● **Stated exercise**
State only how many lines below include the string "ffffff".
━━━━━━━━━━━━━━━━━━━━
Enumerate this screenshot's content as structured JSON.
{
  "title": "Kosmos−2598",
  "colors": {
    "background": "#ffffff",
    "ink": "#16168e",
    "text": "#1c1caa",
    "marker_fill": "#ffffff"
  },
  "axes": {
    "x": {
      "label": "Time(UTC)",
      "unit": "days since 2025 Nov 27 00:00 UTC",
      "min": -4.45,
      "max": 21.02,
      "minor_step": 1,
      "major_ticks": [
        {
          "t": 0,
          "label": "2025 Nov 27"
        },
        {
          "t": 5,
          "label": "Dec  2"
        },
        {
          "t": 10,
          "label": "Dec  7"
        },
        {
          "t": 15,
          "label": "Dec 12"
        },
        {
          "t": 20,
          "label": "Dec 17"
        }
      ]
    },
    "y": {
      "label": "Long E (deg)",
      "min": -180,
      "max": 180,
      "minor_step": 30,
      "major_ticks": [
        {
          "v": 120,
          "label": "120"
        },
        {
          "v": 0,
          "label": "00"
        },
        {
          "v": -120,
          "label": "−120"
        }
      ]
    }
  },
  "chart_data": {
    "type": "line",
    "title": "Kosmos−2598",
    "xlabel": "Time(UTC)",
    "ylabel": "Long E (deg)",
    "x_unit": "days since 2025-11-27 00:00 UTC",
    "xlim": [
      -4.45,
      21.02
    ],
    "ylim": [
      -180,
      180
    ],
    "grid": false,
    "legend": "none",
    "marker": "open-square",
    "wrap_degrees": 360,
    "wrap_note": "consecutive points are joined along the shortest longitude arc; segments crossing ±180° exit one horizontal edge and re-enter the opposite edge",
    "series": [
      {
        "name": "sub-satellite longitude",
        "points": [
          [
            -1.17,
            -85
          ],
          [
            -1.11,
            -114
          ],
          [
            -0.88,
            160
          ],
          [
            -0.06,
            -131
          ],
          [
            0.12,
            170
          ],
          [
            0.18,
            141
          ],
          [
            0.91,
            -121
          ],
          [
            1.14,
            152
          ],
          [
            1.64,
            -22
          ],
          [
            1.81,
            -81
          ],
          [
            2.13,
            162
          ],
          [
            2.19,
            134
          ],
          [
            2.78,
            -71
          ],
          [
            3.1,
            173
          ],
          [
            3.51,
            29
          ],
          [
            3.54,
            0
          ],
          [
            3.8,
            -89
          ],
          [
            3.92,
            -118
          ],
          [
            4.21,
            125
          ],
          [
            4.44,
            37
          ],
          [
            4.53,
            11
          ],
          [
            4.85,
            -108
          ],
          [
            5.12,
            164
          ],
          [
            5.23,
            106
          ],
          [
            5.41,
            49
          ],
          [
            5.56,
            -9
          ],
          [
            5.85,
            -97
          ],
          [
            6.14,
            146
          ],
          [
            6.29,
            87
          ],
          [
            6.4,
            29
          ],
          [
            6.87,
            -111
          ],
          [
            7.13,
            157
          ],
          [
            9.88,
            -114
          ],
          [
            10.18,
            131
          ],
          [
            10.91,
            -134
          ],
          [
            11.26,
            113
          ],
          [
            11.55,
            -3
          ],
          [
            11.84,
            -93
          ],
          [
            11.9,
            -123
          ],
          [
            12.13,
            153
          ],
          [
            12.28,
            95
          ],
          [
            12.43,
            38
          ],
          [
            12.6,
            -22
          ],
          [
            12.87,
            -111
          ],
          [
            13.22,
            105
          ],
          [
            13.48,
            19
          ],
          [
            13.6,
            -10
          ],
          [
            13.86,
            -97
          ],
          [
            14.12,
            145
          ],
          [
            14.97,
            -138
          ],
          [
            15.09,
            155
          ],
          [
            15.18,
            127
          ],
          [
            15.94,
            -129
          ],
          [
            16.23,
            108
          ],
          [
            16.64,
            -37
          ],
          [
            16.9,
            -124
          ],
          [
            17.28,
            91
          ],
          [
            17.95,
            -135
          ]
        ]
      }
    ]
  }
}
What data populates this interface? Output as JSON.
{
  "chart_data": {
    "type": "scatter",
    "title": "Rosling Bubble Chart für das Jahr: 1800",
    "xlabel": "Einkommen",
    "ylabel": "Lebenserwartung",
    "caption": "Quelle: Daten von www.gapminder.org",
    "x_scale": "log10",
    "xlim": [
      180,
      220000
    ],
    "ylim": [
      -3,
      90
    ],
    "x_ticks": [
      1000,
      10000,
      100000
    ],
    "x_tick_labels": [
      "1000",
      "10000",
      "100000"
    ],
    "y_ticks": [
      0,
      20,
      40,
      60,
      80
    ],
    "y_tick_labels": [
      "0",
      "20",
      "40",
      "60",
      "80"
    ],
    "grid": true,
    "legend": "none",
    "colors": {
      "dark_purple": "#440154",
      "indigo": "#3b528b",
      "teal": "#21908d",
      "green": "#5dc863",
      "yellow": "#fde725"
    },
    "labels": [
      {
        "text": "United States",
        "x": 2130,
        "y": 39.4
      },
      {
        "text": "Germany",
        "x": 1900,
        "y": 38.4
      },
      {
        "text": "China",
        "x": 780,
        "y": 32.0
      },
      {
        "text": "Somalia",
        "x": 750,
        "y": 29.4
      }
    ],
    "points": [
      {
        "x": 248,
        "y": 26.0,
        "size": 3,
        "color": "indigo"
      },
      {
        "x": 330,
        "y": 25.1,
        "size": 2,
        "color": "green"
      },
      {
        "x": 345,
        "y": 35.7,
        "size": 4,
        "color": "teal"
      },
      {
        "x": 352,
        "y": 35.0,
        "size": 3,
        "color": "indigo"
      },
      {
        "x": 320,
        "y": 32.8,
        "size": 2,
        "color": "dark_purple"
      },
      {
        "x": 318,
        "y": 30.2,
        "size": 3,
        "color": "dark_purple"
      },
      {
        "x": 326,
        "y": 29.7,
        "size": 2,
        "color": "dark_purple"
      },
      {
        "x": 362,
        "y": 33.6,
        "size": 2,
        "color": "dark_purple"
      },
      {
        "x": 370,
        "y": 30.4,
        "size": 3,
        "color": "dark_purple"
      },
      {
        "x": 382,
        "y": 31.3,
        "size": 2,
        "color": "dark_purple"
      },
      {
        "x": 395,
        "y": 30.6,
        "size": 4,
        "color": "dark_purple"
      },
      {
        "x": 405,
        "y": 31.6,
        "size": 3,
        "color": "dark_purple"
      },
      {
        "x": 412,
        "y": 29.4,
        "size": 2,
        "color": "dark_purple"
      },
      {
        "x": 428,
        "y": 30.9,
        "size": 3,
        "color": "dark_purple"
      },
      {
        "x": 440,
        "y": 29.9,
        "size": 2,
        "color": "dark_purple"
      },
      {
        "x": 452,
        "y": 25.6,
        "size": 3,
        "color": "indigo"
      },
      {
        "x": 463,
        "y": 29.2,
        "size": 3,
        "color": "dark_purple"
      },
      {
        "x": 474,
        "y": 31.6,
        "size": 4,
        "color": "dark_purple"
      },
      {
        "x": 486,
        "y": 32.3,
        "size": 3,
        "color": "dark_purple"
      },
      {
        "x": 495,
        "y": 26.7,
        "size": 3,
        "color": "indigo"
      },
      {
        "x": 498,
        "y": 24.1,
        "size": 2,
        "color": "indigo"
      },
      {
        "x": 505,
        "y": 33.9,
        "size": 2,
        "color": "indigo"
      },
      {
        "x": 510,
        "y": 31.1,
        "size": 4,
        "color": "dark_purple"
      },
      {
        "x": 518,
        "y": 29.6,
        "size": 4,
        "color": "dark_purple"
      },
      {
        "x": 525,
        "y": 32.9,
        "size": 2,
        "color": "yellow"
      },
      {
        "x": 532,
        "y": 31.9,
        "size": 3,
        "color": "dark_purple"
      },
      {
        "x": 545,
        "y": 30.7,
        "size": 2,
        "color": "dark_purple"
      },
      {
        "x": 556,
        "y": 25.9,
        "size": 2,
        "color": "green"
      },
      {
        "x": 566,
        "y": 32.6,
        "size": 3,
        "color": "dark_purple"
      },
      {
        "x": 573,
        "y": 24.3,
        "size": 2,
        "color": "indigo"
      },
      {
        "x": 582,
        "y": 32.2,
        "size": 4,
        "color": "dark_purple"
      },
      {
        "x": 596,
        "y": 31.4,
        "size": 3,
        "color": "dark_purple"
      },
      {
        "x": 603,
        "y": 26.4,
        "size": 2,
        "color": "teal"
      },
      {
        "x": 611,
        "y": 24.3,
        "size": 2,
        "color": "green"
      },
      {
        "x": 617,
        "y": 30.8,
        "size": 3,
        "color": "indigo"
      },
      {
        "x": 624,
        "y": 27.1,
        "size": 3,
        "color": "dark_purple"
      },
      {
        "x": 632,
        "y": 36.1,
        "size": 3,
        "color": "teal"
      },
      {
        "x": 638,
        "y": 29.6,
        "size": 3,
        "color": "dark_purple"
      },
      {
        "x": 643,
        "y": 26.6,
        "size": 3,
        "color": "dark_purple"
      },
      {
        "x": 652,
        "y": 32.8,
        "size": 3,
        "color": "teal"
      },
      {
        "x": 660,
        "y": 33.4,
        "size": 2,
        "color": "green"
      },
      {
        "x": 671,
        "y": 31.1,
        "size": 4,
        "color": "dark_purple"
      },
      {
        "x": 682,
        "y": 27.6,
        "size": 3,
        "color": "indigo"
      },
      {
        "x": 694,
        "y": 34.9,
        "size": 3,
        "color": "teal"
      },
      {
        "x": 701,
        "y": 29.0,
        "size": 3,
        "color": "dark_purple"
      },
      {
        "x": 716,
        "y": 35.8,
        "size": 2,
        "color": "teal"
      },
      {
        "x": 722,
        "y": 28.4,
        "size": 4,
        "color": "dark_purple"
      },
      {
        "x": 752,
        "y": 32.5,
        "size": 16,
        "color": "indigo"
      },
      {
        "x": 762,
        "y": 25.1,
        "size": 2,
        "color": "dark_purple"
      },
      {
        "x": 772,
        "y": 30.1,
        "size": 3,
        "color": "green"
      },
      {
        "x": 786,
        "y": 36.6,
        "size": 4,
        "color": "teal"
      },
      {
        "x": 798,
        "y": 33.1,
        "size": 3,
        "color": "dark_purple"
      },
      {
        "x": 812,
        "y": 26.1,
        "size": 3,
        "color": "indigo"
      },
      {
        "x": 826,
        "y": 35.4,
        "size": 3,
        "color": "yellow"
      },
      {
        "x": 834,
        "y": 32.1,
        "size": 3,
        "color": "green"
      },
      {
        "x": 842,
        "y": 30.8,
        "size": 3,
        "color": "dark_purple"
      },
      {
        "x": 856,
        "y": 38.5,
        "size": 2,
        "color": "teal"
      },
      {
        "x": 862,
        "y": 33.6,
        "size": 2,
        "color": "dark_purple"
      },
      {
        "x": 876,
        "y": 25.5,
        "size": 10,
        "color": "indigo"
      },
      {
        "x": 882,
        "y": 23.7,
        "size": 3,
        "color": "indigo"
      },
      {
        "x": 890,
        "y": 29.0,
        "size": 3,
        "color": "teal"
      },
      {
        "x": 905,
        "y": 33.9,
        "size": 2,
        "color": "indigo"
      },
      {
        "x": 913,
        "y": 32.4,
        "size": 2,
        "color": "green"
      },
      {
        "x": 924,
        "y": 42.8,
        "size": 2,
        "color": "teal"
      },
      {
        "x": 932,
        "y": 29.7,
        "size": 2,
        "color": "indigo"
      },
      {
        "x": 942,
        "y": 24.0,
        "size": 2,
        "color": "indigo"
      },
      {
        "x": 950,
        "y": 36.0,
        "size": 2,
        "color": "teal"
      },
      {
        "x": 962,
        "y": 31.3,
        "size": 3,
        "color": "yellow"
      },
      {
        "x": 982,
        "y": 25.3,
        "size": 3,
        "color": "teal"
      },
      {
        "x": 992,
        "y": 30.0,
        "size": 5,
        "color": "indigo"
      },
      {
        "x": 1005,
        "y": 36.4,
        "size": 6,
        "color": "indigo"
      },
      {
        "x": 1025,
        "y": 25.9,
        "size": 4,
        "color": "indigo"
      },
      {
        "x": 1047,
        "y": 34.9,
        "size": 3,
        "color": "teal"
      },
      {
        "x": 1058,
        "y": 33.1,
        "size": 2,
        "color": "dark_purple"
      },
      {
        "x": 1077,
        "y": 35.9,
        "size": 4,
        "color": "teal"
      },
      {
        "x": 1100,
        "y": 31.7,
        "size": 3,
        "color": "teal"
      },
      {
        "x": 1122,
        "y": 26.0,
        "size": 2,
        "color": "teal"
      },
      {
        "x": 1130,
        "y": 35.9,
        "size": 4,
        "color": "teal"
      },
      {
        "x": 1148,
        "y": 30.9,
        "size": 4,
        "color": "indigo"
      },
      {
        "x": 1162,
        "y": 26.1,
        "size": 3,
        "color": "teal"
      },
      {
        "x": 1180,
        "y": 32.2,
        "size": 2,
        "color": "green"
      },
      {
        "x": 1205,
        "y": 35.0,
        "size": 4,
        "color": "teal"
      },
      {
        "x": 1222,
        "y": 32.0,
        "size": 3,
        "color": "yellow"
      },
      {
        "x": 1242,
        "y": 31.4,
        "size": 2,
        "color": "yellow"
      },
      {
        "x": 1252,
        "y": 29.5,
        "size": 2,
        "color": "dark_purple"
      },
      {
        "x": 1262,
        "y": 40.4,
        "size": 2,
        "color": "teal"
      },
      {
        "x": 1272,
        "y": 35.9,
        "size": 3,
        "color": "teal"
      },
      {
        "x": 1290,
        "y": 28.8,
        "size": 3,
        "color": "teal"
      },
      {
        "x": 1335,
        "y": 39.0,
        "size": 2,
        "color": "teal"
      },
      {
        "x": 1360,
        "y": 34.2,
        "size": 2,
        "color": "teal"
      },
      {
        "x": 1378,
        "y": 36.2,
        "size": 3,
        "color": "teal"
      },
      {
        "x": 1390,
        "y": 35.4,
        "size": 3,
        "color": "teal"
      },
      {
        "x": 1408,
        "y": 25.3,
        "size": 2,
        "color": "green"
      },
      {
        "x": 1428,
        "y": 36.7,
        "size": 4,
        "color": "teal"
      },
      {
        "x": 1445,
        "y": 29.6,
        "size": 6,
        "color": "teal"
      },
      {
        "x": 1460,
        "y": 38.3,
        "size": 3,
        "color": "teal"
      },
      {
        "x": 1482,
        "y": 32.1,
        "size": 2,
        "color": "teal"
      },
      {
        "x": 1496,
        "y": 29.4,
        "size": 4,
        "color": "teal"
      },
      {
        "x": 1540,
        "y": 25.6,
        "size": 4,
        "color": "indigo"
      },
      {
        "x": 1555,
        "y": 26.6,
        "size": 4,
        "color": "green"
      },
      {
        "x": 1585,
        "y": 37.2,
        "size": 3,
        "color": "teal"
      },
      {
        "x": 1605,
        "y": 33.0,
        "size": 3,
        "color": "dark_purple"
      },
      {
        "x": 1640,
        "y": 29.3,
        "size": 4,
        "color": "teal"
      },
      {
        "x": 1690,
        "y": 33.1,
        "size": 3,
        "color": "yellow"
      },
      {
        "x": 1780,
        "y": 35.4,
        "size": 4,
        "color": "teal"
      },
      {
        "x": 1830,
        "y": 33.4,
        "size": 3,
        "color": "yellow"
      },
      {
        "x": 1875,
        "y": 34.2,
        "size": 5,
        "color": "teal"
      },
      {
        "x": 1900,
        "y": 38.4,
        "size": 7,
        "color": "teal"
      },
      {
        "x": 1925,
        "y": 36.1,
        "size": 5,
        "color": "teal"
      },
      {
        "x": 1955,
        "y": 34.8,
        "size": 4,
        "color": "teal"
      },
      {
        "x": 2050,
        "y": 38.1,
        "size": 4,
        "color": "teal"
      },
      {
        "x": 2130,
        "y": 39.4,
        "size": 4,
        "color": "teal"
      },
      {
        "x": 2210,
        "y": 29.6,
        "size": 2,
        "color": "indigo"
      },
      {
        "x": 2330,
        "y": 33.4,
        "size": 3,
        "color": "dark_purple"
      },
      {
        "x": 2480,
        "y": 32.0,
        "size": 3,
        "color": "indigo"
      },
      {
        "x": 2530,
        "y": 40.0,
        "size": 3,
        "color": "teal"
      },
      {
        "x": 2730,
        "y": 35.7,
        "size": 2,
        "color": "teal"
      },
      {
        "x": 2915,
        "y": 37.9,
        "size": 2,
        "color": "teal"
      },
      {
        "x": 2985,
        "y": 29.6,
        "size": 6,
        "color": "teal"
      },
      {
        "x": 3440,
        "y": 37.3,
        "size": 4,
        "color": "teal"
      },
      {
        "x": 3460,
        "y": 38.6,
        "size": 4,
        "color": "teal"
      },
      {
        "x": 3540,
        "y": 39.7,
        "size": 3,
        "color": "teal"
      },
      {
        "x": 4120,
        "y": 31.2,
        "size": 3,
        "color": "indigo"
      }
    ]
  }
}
━━━━━━━━━━━━━━━━━━━━
● **Response below**
2